Repeat each entry in full, exactly.

→ **Excerpted records**:
....................
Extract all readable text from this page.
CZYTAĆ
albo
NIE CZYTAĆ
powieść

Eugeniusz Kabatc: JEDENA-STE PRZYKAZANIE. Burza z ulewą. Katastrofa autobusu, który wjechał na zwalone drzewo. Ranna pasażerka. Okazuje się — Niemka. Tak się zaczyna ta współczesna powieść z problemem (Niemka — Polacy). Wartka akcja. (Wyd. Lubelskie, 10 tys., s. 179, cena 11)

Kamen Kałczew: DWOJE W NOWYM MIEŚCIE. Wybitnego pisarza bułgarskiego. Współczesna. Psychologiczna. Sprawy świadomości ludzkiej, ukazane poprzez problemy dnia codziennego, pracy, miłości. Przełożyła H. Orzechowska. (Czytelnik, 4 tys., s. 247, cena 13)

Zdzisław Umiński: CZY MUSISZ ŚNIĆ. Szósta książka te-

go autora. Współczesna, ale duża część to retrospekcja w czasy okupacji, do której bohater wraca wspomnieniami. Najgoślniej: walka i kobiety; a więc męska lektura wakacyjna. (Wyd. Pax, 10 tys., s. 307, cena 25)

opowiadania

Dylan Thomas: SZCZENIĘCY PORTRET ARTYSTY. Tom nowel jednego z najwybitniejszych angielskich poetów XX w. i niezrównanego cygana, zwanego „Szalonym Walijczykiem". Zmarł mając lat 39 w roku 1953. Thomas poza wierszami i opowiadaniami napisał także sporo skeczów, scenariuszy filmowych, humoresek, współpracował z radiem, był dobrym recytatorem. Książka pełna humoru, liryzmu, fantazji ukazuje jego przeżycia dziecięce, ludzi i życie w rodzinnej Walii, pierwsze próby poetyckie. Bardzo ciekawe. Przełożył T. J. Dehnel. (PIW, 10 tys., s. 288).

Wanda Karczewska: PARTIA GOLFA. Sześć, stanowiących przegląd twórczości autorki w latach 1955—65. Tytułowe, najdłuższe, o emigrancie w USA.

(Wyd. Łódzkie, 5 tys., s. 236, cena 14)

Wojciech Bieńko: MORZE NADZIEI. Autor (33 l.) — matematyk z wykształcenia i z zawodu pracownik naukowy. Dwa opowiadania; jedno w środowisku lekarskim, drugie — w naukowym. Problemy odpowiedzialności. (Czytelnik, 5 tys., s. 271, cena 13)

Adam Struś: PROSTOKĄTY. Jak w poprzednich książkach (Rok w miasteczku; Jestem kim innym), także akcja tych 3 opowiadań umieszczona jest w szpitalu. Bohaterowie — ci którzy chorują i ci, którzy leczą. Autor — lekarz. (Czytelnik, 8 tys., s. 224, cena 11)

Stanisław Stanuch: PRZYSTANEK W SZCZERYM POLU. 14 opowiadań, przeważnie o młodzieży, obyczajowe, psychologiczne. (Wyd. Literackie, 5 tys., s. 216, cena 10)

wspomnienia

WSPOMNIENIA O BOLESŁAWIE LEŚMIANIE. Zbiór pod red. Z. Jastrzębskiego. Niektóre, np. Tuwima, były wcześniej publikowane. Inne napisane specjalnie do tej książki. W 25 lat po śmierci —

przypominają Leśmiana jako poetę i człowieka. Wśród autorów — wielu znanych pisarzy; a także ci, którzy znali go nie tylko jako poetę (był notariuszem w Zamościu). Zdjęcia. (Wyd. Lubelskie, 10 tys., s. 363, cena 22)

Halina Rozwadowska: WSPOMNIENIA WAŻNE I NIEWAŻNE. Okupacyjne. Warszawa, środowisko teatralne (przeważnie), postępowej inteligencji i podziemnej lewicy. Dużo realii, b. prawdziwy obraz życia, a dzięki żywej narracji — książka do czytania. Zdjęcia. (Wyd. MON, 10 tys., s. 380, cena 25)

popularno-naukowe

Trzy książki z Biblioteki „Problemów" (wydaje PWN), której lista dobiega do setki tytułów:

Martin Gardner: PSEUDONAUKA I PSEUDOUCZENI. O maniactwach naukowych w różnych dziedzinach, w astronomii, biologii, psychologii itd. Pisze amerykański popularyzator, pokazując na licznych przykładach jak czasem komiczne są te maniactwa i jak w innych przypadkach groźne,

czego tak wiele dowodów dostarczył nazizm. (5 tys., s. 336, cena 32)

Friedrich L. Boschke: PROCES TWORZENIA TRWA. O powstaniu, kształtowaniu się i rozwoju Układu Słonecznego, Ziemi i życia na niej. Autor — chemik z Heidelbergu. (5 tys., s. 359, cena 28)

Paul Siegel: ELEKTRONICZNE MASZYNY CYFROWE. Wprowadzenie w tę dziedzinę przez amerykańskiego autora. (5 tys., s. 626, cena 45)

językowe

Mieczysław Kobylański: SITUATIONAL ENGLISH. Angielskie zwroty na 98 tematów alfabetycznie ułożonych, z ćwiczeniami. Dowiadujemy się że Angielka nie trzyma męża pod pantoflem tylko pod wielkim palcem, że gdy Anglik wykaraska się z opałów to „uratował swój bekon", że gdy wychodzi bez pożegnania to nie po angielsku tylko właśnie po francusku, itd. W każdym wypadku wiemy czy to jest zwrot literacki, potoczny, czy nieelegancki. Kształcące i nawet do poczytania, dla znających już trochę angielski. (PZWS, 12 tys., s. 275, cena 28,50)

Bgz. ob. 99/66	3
....................
→ **The solution**:
Extract all readable text from this page.
CZYTAĆ
albo
NIE CZYTAĆ
powieść

Eugeniusz Kabatc: JEDENA-STE PRZYKAZANIE. Burza z ulewą. Katastrofa autobusu, który wjechał na zwalone drzewo. Ranna pasażerka. Okazuje się — Niemka. Tak się zaczyna ta współczesna powieść z problemem (Niemka — Polacy). Wartka akcja. (Wyd. Lubelskie, 10 tys., s. 179, cena 11)

Kamen Kałczew: DWOJE W NOWYM MIEŚCIE. Wybitnego pisarza bułgarskiego. Współczesna. Psychologiczna. Sprawy świadomości ludzkiej, ukazane poprzez problemy dnia codziennego, pracy, miłości. Przełożyła H. Orzechowska. (Czytelnik, 4 tys., s. 247, cena 13)

Zdzisław Umiński: CZY MUSISZ ŚNIĆ. Szósta książka te-

go autora. Współczesna, ale duża część to retrospekcja w czasy okupacji, do której bohater wraca wspomnieniami. Najgoślniej: walka i kobiety; a więc męska lektura wakacyjna. (Wyd. Pax, 10 tys., s. 307, cena 25)

opowiadania

Dylan Thomas: SZCZENIĘCY PORTRET ARTYSTY. Tom nowel jednego z najwybitniejszych angielskich poetów XX w. i niezrównanego cygana, zwanego „Szalonym Walijczykiem". Zmarł mając lat 39 w roku 1953. Thomas poza wierszami i opowiadaniami napisał także sporo skeczów, scenariuszy filmowych, humoresek, współpracował z radiem, był dobrym recytatorem. Książka pełna humoru, liryzmu, fantazji ukazuje jego przeżycia dziecięce, ludzi i życie w rodzinnej Walii, pierwsze próby poetyckie. Bardzo ciekawe. Przełożył T. J. Dehnel. (PIW, 10 tys., s. 288).

Wanda Karczewska: PARTIA GOLFA. Sześć, stanowiących przegląd twórczości autorki w latach 1955—65. Tytułowe, najdłuższe, o emigrancie w USA.

(Wyd. Łódzkie, 5 tys., s. 236, cena 14)

Wojciech Bieńko: MORZE NADZIEI. Autor (33 l.) — matematyk z wykształcenia i z zawodu pracownik naukowy. Dwa opowiadania; jedno w środowisku lekarskim, drugie — w naukowym. Problemy odpowiedzialności. (Czytelnik, 5 tys., s. 271, cena 13)

Adam Struś: PROSTOKĄTY. Jak w poprzednich książkach (Rok w miasteczku; Jestem kim innym), także akcja tych 3 opowiadań umieszczona jest w szpitalu. Bohaterowie — ci którzy chorują i ci, którzy leczą. Autor — lekarz. (Czytelnik, 8 tys., s. 224, cena 11)

Stanisław Stanuch: PRZYSTANEK W SZCZERYM POLU. 14 opowiadań, przeważnie o młodzieży, obyczajowe, psychologiczne. (Wyd. Literackie, 5 tys., s. 216, cena 10)

wspomnienia

WSPOMNIENIA O BOLESŁAWIE LEŚMIANIE. Zbiór pod red. Z. Jastrzębskiego. Niektóre, np. Tuwima, były wcześniej publikowane. Inne napisane specjalnie do tej książki. W 25 lat po śmierci —

przypominają Leśmiana jako poetę i człowieka. Wśród autorów — wielu znanych pisarzy; a także ci, którzy znali go nie tylko jako poetę (był notariuszem w Zamościu). Zdjęcia. (Wyd. Lubelskie, 10 tys., s. 363, cena 22)

Halina Rozwadowska: WSPOMNIENIA WAŻNE I NIEWAŻNE. Okupacyjne. Warszawa, środowisko teatralne (przeważnie), postępowej inteligencji i podziemnej lewicy. Dużo realii, b. prawdziwy obraz życia, a dzięki żywej narracji — książka do czytania. Zdjęcia. (Wyd. MON, 10 tys., s. 380, cena 25)

popularno-naukowe

Trzy książki z Biblioteki „Problemów" (wydaje PWN), której lista dobiega do setki tytułów:

Martin Gardner: PSEUDONAUKA I PSEUDOUCZENI. O maniactwach naukowych w różnych dziedzinach, w astronomii, biologii, psychologii itd. Pisze amerykański popularyzator, pokazując na licznych przykładach jak czasem komiczne są te maniactwa i jak w innych przypadkach groźne,

czego tak wiele dowodów dostarczył nazizm. (5 tys., s. 336, cena 32)

Friedrich L. Boschke: PROCES TWORZENIA TRWA. O powstaniu, kształtowaniu się i rozwoju Układu Słonecznego, Ziemi i życia na niej. Autor — chemik z Heidelbergu. (5 tys., s. 359, cena 28)

Paul Siegel: ELEKTRONICZNE MASZYNY CYFROWE. Wprowadzenie w tę dziedzinę przez amerykańskiego autora. (5 tys., s. 626, cena 45)

językowe

Mieczysław Kobylański: SITUATIONAL ENGLISH. Angielskie zwroty na 98 tematów alfabetycznie ułożonych, z ćwiczeniami. Dowiadujemy się że Angielka nie trzyma męża pod pantoflem tylko pod wielkim palcem, że gdy Anglik wykaraska się z opałów to „uratował swój bekon", że gdy wychodzi bez pożegnania to nie po angielsku tylko właśnie po francusku, itd. W każdym wypadku wiemy czy to jest zwrot literacki, potoczny, czy nieelegancki. Kształcące i nawet do poczytania, dla znających już trochę angielski. (PZWS, 12 tys., s. 275, cena 28,50)

Bgz. ob. 99/66	3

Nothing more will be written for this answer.